## PROBLEM DESCRIPTION:
Transcribe the listing that follows in full, omitting pictures.

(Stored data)
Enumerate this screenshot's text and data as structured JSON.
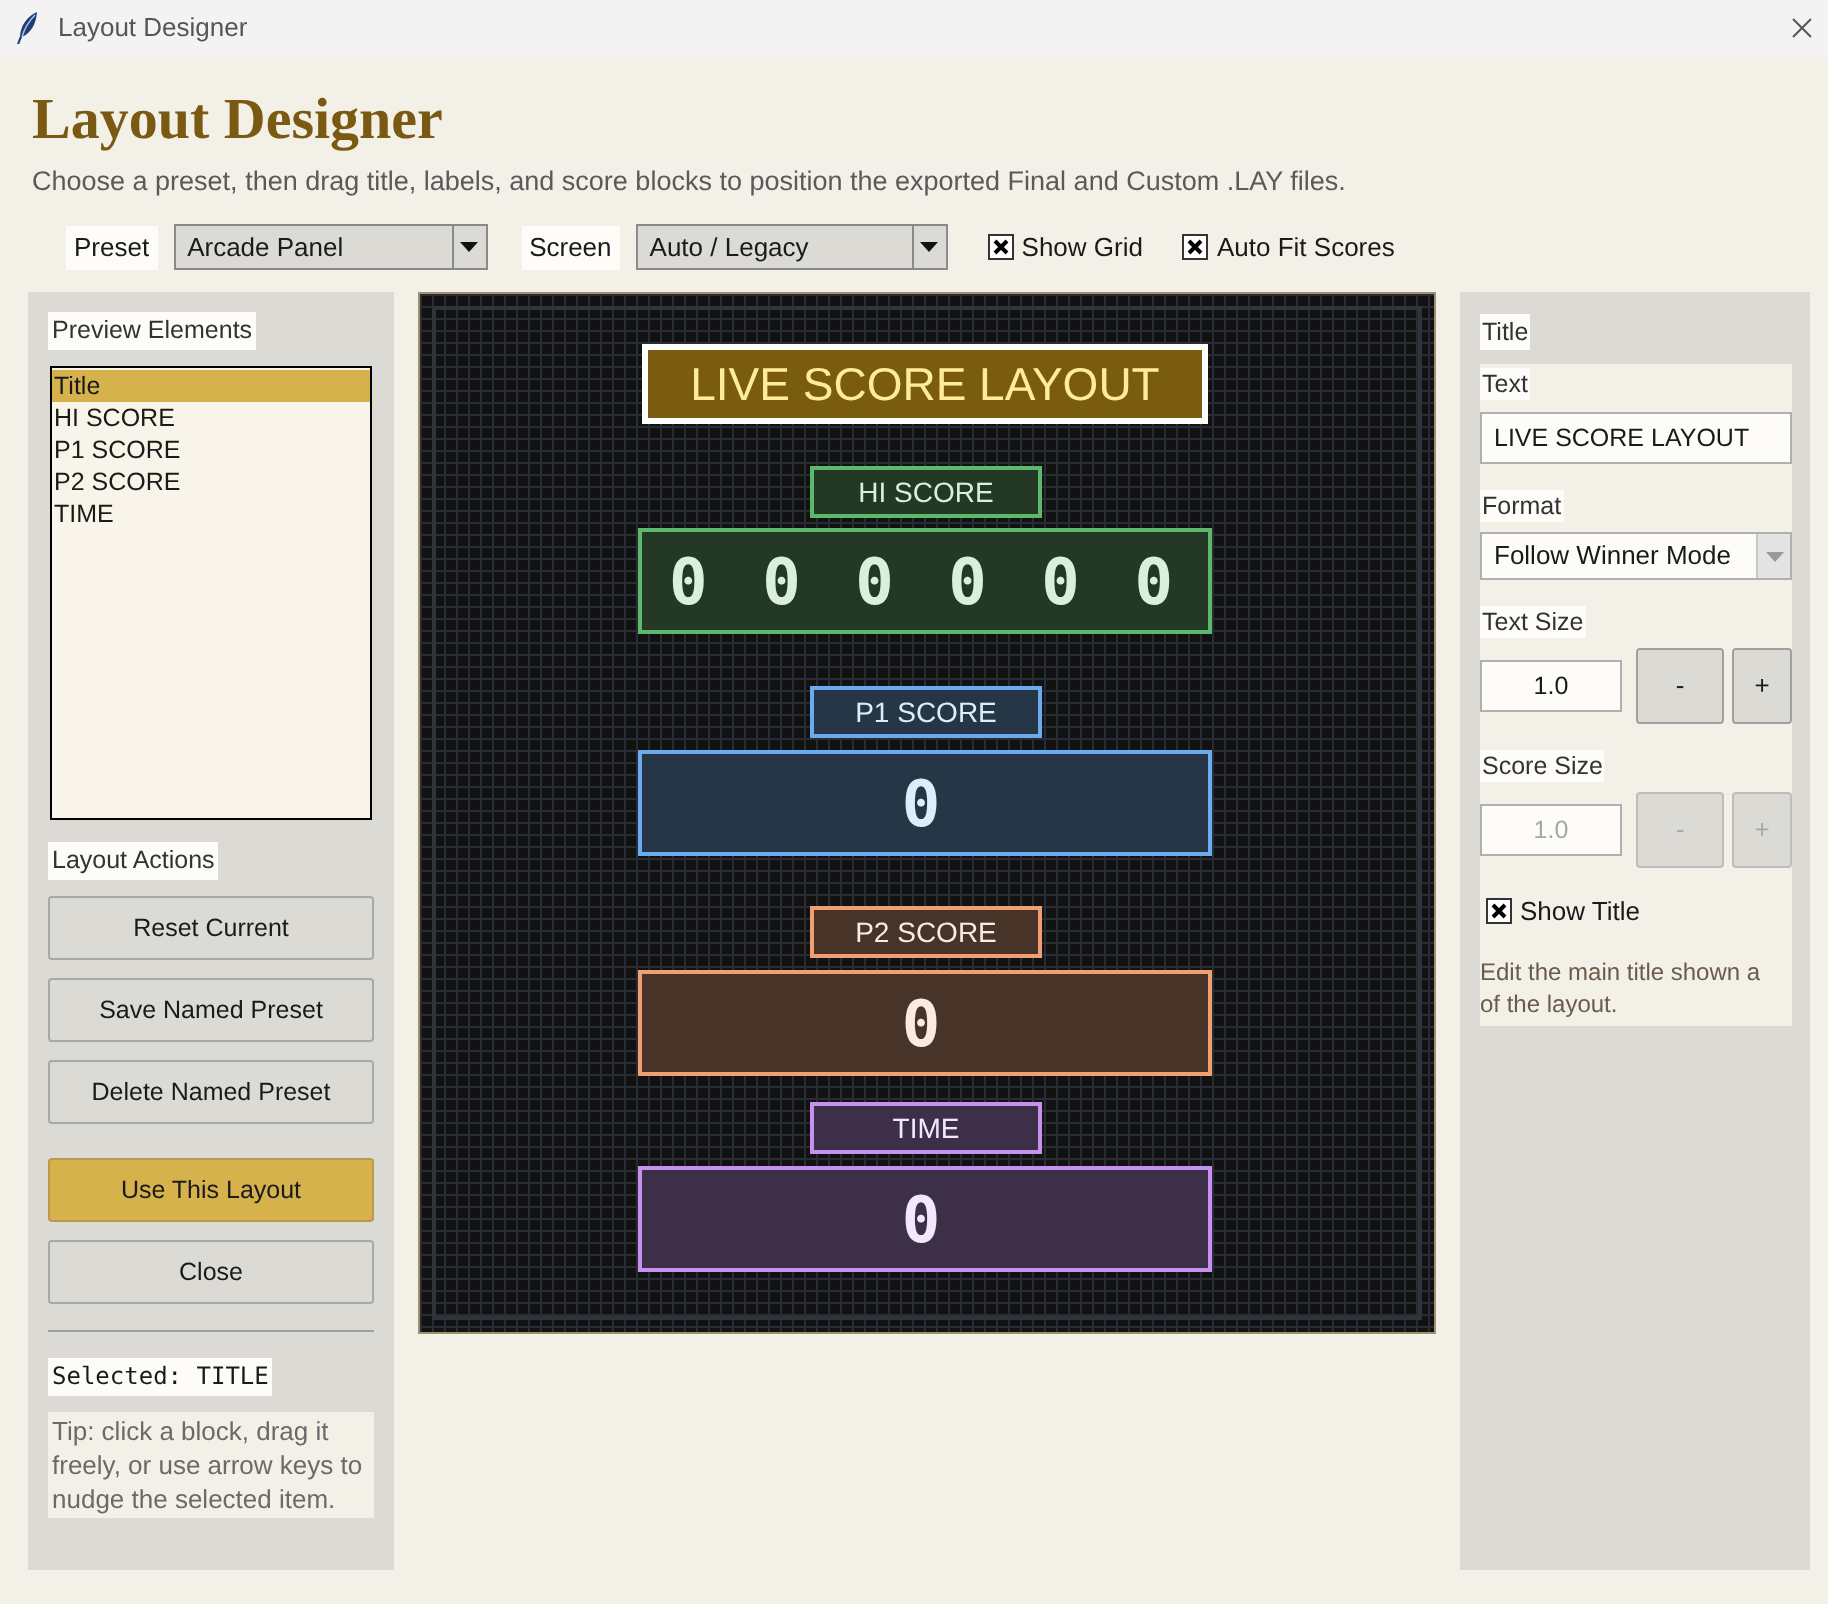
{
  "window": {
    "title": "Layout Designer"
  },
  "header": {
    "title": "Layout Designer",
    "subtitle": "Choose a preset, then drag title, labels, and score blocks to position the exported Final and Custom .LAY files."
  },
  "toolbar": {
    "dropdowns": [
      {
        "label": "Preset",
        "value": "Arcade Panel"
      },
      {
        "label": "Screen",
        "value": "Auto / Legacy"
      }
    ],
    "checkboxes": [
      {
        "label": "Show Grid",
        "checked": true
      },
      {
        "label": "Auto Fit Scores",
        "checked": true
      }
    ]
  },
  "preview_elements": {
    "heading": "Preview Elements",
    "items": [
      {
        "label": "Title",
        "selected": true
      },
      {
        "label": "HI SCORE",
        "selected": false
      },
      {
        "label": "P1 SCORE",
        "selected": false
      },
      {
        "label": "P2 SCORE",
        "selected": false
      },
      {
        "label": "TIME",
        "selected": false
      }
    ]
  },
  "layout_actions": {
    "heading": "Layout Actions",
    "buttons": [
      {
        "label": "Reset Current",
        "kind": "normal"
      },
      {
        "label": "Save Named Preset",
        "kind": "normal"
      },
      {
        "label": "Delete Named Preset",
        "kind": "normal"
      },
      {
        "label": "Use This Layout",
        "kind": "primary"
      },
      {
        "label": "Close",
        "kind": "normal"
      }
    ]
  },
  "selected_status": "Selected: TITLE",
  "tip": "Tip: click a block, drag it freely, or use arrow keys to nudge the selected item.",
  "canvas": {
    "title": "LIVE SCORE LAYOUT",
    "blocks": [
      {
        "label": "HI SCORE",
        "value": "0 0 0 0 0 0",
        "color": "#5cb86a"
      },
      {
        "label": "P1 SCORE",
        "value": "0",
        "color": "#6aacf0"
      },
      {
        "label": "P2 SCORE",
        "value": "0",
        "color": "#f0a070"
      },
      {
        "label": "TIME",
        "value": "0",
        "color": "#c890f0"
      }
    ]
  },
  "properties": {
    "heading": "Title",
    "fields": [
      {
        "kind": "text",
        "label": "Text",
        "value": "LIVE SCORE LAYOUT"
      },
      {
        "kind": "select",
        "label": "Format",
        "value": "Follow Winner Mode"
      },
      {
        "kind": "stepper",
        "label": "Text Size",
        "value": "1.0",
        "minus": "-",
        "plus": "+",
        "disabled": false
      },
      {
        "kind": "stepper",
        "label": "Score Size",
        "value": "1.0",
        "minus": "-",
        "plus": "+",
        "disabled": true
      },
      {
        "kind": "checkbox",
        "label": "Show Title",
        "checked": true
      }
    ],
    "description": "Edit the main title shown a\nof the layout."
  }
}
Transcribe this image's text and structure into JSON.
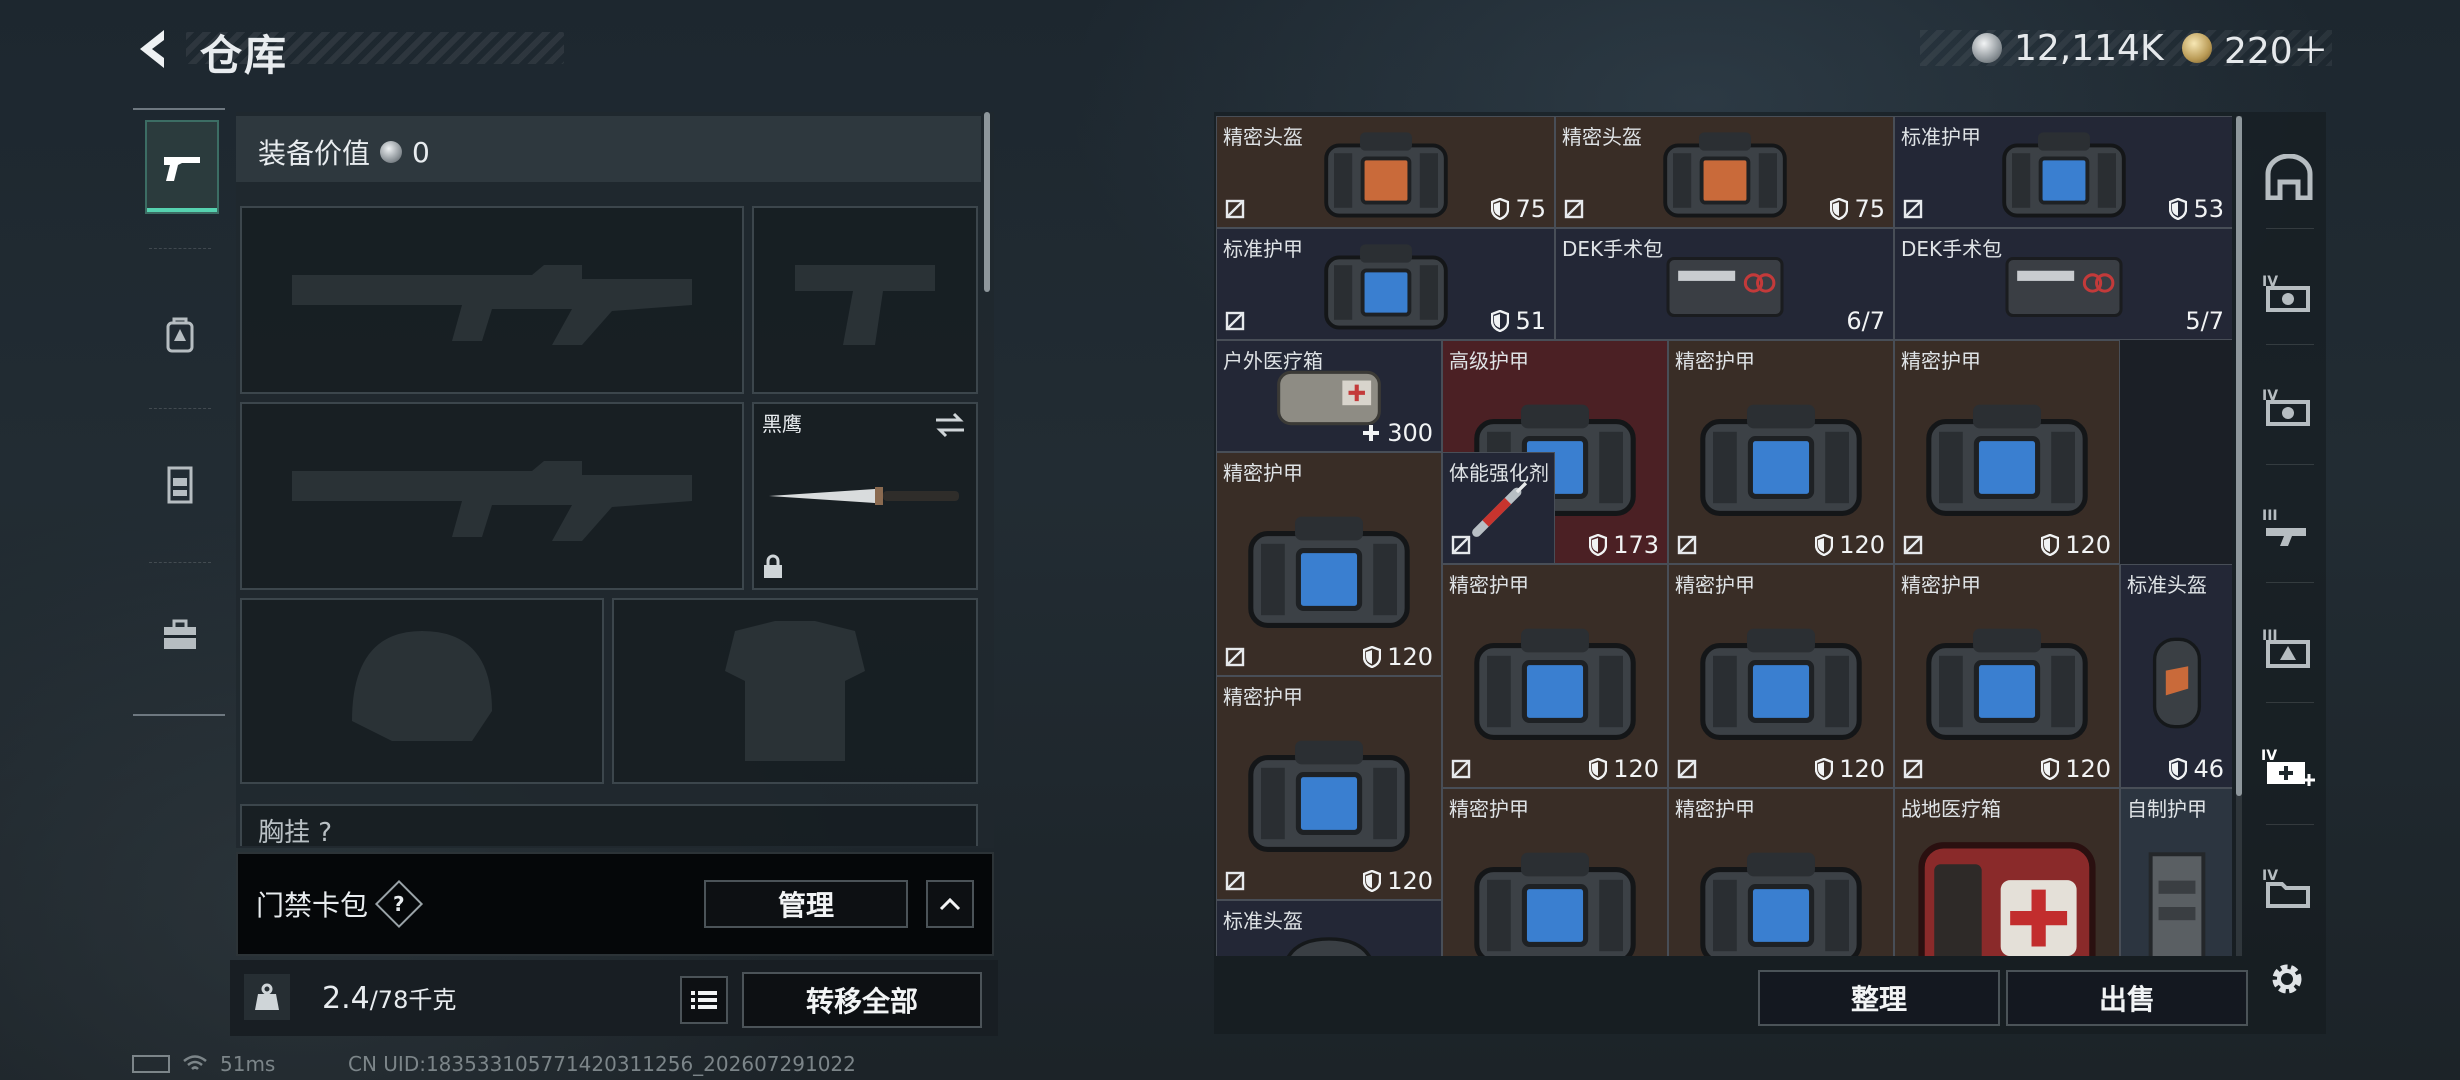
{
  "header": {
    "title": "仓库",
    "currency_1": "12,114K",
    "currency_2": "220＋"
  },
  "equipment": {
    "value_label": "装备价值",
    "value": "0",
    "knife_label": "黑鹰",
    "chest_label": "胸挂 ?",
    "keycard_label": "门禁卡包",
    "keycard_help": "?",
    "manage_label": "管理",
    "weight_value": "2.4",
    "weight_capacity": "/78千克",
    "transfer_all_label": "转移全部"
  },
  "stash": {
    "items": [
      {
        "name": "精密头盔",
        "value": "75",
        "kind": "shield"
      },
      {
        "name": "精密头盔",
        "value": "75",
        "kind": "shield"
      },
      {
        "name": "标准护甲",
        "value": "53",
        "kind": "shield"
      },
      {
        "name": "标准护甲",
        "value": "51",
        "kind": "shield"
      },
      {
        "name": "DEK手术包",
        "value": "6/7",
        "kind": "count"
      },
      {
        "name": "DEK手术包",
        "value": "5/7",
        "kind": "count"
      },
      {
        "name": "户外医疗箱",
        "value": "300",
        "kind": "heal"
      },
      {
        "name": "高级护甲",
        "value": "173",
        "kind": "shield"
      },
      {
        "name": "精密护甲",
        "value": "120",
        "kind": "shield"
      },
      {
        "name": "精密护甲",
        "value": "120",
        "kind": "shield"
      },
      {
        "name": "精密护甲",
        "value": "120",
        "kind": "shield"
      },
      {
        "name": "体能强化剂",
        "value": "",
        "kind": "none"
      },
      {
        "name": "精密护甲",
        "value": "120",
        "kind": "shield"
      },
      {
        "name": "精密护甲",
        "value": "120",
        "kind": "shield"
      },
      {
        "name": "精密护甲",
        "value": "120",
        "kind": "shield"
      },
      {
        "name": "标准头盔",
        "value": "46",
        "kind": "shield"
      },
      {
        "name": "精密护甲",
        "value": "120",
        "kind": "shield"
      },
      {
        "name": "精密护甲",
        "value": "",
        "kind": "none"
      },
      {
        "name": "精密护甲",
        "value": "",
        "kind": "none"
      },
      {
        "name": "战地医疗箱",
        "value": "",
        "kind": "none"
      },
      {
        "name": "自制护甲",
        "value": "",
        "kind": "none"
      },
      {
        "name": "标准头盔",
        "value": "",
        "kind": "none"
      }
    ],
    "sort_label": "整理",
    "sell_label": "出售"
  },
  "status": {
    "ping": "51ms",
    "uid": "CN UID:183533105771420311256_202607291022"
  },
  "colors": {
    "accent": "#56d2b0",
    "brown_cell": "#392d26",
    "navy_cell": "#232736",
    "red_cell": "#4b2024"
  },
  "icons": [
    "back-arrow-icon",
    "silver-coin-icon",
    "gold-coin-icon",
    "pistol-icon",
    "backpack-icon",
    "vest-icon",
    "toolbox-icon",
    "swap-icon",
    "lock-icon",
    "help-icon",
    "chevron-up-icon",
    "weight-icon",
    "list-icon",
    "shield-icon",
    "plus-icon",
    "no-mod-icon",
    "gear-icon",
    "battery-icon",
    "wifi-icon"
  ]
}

## THE COMPLETED TASK:
Enumerate this screenshot's text and data as structured JSON.
{
  "window": {
    "title": "Layout Designer"
  },
  "header": {
    "title": "Layout Designer",
    "subtitle": "Choose a preset, then drag title, labels, and score blocks to position the exported Final and Custom .LAY files."
  },
  "toolbar": {
    "dropdowns": [
      {
        "label": "Preset",
        "value": "Arcade Panel"
      },
      {
        "label": "Screen",
        "value": "Auto / Legacy"
      }
    ],
    "checkboxes": [
      {
        "label": "Show Grid",
        "checked": true
      },
      {
        "label": "Auto Fit Scores",
        "checked": true
      }
    ]
  },
  "preview_elements": {
    "heading": "Preview Elements",
    "items": [
      {
        "label": "Title",
        "selected": true
      },
      {
        "label": "HI SCORE",
        "selected": false
      },
      {
        "label": "P1 SCORE",
        "selected": false
      },
      {
        "label": "P2 SCORE",
        "selected": false
      },
      {
        "label": "TIME",
        "selected": false
      }
    ]
  },
  "layout_actions": {
    "heading": "Layout Actions",
    "buttons": [
      {
        "label": "Reset Current",
        "kind": "normal"
      },
      {
        "label": "Save Named Preset",
        "kind": "normal"
      },
      {
        "label": "Delete Named Preset",
        "kind": "normal"
      },
      {
        "label": "Use This Layout",
        "kind": "primary"
      },
      {
        "label": "Close",
        "kind": "normal"
      }
    ]
  },
  "selected_status": "Selected: TITLE",
  "tip": "Tip: click a block, drag it freely, or use arrow keys to nudge the selected item.",
  "canvas": {
    "title": "LIVE SCORE LAYOUT",
    "blocks": [
      {
        "label": "HI SCORE",
        "value": "0 0 0 0 0 0",
        "color": "#5cb86a"
      },
      {
        "label": "P1 SCORE",
        "value": "0",
        "color": "#6aacf0"
      },
      {
        "label": "P2 SCORE",
        "value": "0",
        "color": "#f0a070"
      },
      {
        "label": "TIME",
        "value": "0",
        "color": "#c890f0"
      }
    ]
  },
  "properties": {
    "heading": "Title",
    "fields": [
      {
        "kind": "text",
        "label": "Text",
        "value": "LIVE SCORE LAYOUT"
      },
      {
        "kind": "select",
        "label": "Format",
        "value": "Follow Winner Mode"
      },
      {
        "kind": "stepper",
        "label": "Text Size",
        "value": "1.0",
        "minus": "-",
        "plus": "+",
        "disabled": false
      },
      {
        "kind": "stepper",
        "label": "Score Size",
        "value": "1.0",
        "minus": "-",
        "plus": "+",
        "disabled": true
      },
      {
        "kind": "checkbox",
        "label": "Show Title",
        "checked": true
      }
    ],
    "description": "Edit the main title shown a\nof the layout."
  }
}
Transcribe this image's text and structure into JSON.
{
  "header": {
    "title": "仓库",
    "currency_1": "12,114K",
    "currency_2": "220＋"
  },
  "equipment": {
    "value_label": "装备价值",
    "value": "0",
    "knife_label": "黑鹰",
    "chest_label": "胸挂 ?",
    "keycard_label": "门禁卡包",
    "keycard_help": "?",
    "manage_label": "管理",
    "weight_value": "2.4",
    "weight_capacity": "/78千克",
    "transfer_all_label": "转移全部"
  },
  "stash": {
    "items": [
      {
        "name": "精密头盔",
        "value": "75",
        "kind": "shield"
      },
      {
        "name": "精密头盔",
        "value": "75",
        "kind": "shield"
      },
      {
        "name": "标准护甲",
        "value": "53",
        "kind": "shield"
      },
      {
        "name": "标准护甲",
        "value": "51",
        "kind": "shield"
      },
      {
        "name": "DEK手术包",
        "value": "6/7",
        "kind": "count"
      },
      {
        "name": "DEK手术包",
        "value": "5/7",
        "kind": "count"
      },
      {
        "name": "户外医疗箱",
        "value": "300",
        "kind": "heal"
      },
      {
        "name": "高级护甲",
        "value": "173",
        "kind": "shield"
      },
      {
        "name": "精密护甲",
        "value": "120",
        "kind": "shield"
      },
      {
        "name": "精密护甲",
        "value": "120",
        "kind": "shield"
      },
      {
        "name": "精密护甲",
        "value": "120",
        "kind": "shield"
      },
      {
        "name": "体能强化剂",
        "value": "",
        "kind": "none"
      },
      {
        "name": "精密护甲",
        "value": "120",
        "kind": "shield"
      },
      {
        "name": "精密护甲",
        "value": "120",
        "kind": "shield"
      },
      {
        "name": "精密护甲",
        "value": "120",
        "kind": "shield"
      },
      {
        "name": "标准头盔",
        "value": "46",
        "kind": "shield"
      },
      {
        "name": "精密护甲",
        "value": "120",
        "kind": "shield"
      },
      {
        "name": "精密护甲",
        "value": "",
        "kind": "none"
      },
      {
        "name": "精密护甲",
        "value": "",
        "kind": "none"
      },
      {
        "name": "战地医疗箱",
        "value": "",
        "kind": "none"
      },
      {
        "name": "自制护甲",
        "value": "",
        "kind": "none"
      },
      {
        "name": "标准头盔",
        "value": "",
        "kind": "none"
      }
    ],
    "sort_label": "整理",
    "sell_label": "出售"
  },
  "status": {
    "ping": "51ms",
    "uid": "CN UID:183533105771420311256_202607291022"
  },
  "colors": {
    "accent": "#56d2b0",
    "brown_cell": "#392d26",
    "navy_cell": "#232736",
    "red_cell": "#4b2024"
  },
  "icons": [
    "back-arrow-icon",
    "silver-coin-icon",
    "gold-coin-icon",
    "pistol-icon",
    "backpack-icon",
    "vest-icon",
    "toolbox-icon",
    "swap-icon",
    "lock-icon",
    "help-icon",
    "chevron-up-icon",
    "weight-icon",
    "list-icon",
    "shield-icon",
    "plus-icon",
    "no-mod-icon",
    "gear-icon",
    "battery-icon",
    "wifi-icon"
  ]
}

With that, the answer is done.